Stored entries:
- - - - -
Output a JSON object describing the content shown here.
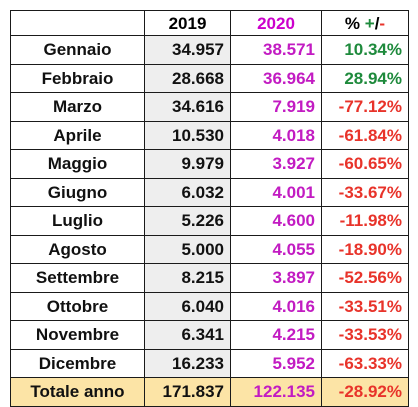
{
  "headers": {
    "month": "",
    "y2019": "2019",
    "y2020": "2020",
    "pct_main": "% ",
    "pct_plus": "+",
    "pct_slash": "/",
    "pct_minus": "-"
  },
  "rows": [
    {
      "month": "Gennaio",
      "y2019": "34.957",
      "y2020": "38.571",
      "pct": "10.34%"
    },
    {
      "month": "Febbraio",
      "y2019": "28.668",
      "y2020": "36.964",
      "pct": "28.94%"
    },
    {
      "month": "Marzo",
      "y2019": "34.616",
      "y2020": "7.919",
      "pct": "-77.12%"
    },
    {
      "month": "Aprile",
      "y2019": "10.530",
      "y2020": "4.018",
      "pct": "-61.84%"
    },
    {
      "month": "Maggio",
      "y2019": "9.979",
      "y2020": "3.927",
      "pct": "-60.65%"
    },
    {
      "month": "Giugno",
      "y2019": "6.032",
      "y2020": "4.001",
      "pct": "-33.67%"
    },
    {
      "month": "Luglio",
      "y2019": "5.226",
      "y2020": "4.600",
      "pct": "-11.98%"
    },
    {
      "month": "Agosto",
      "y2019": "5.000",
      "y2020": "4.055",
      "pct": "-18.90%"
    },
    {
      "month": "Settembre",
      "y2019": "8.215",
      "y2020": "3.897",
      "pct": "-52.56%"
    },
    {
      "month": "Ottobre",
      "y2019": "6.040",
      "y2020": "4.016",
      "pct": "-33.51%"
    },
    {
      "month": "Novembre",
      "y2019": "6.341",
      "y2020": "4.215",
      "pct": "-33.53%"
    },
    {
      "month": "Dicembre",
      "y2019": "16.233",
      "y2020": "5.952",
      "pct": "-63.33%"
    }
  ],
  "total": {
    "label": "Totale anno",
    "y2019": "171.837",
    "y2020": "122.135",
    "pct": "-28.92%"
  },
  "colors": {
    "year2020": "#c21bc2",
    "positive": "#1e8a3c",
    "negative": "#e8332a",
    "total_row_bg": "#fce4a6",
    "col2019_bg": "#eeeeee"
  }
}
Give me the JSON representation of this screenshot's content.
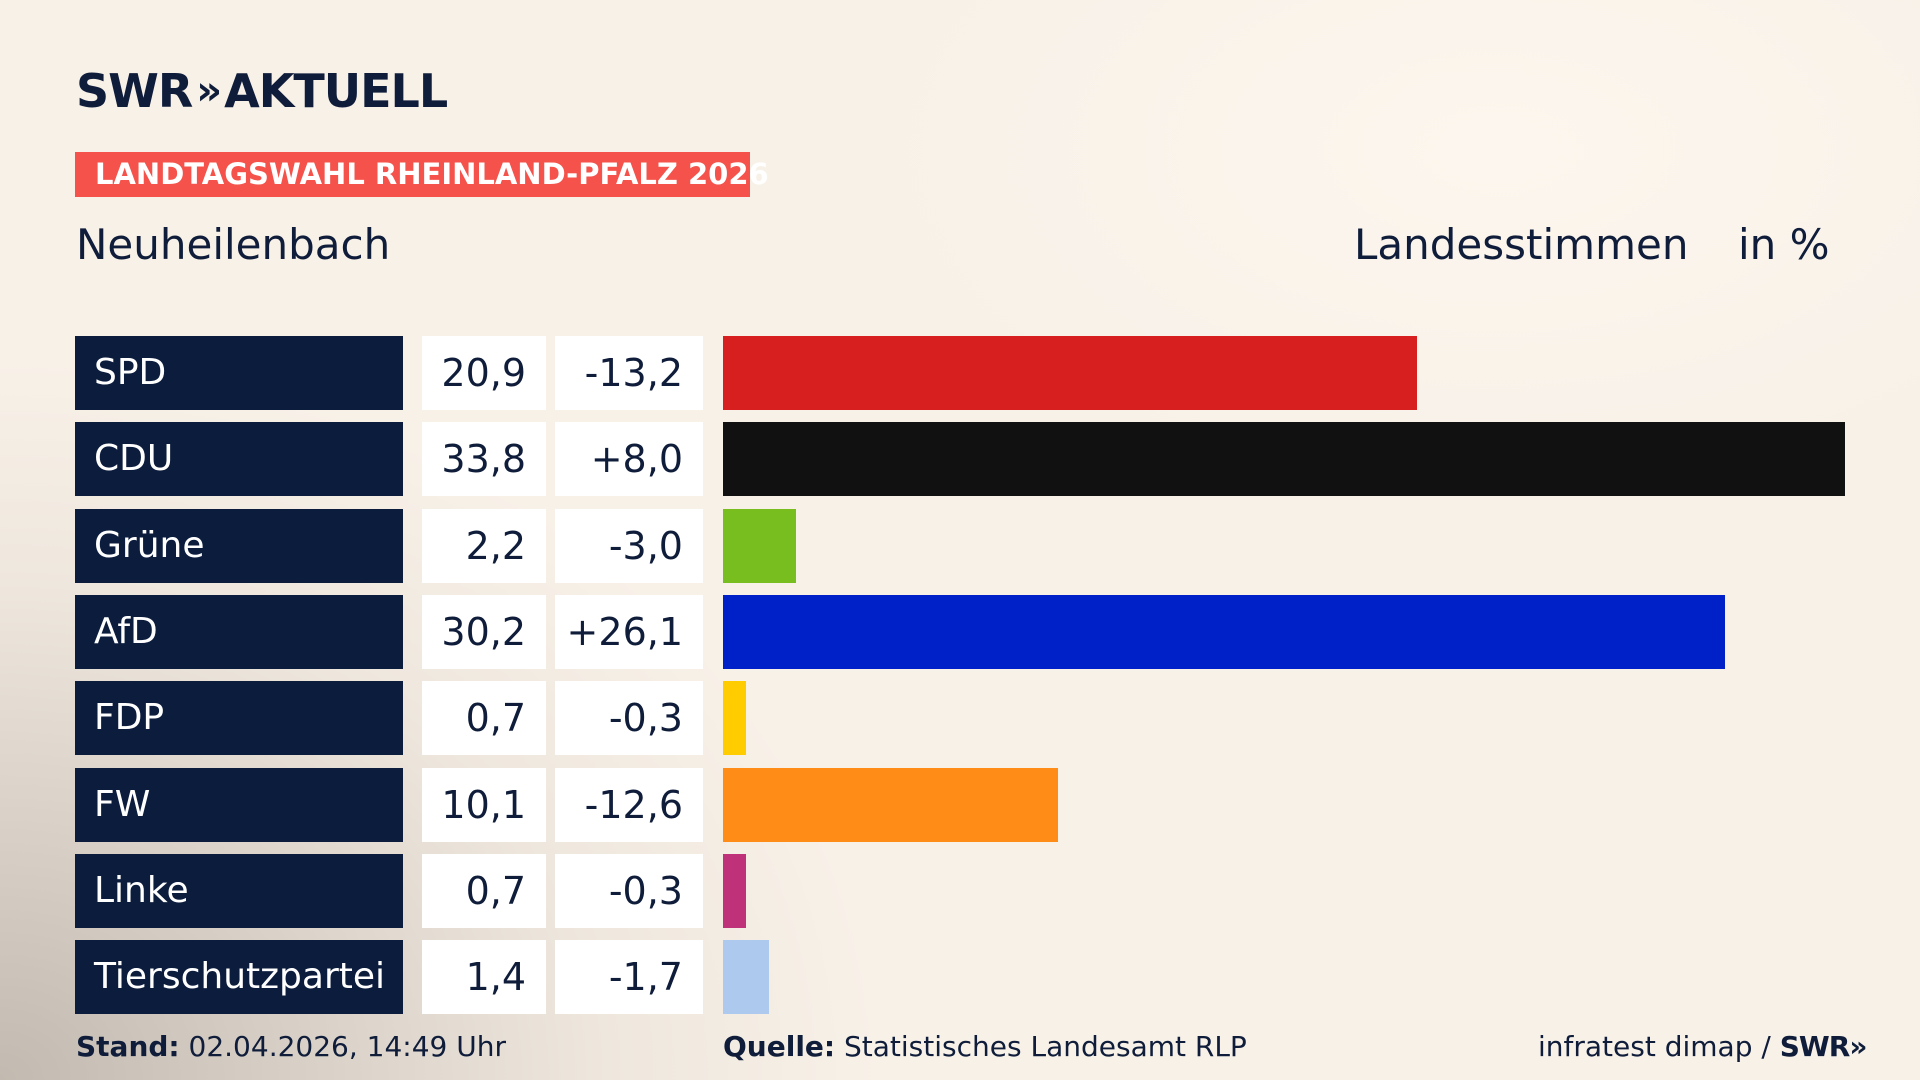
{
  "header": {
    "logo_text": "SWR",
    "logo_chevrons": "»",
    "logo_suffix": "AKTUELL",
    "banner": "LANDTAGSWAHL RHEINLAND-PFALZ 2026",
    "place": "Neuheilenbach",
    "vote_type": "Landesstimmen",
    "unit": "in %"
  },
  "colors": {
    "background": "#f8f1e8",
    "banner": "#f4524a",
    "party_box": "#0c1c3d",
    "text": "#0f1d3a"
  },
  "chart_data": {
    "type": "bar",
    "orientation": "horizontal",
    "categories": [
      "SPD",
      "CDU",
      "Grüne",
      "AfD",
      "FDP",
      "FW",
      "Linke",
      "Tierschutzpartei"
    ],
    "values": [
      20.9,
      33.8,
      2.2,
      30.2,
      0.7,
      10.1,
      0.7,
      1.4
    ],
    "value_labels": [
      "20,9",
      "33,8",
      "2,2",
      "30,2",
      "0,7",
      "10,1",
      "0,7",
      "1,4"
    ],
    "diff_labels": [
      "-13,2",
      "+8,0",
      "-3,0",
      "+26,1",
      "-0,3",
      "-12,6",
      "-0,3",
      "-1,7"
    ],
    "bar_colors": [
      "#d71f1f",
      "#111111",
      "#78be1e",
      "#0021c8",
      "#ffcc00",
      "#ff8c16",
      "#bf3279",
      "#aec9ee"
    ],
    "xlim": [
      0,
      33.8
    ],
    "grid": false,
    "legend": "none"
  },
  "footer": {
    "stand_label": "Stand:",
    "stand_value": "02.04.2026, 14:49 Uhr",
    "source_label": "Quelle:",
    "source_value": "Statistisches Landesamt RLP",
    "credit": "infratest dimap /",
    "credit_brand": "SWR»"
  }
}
- - - - -
Look through the data and gather every line with the string "banner" in it.

    "banner": "LANDTAGSWAHL RHEINLAND-PFALZ 2026",
    "banner": "#f4524a",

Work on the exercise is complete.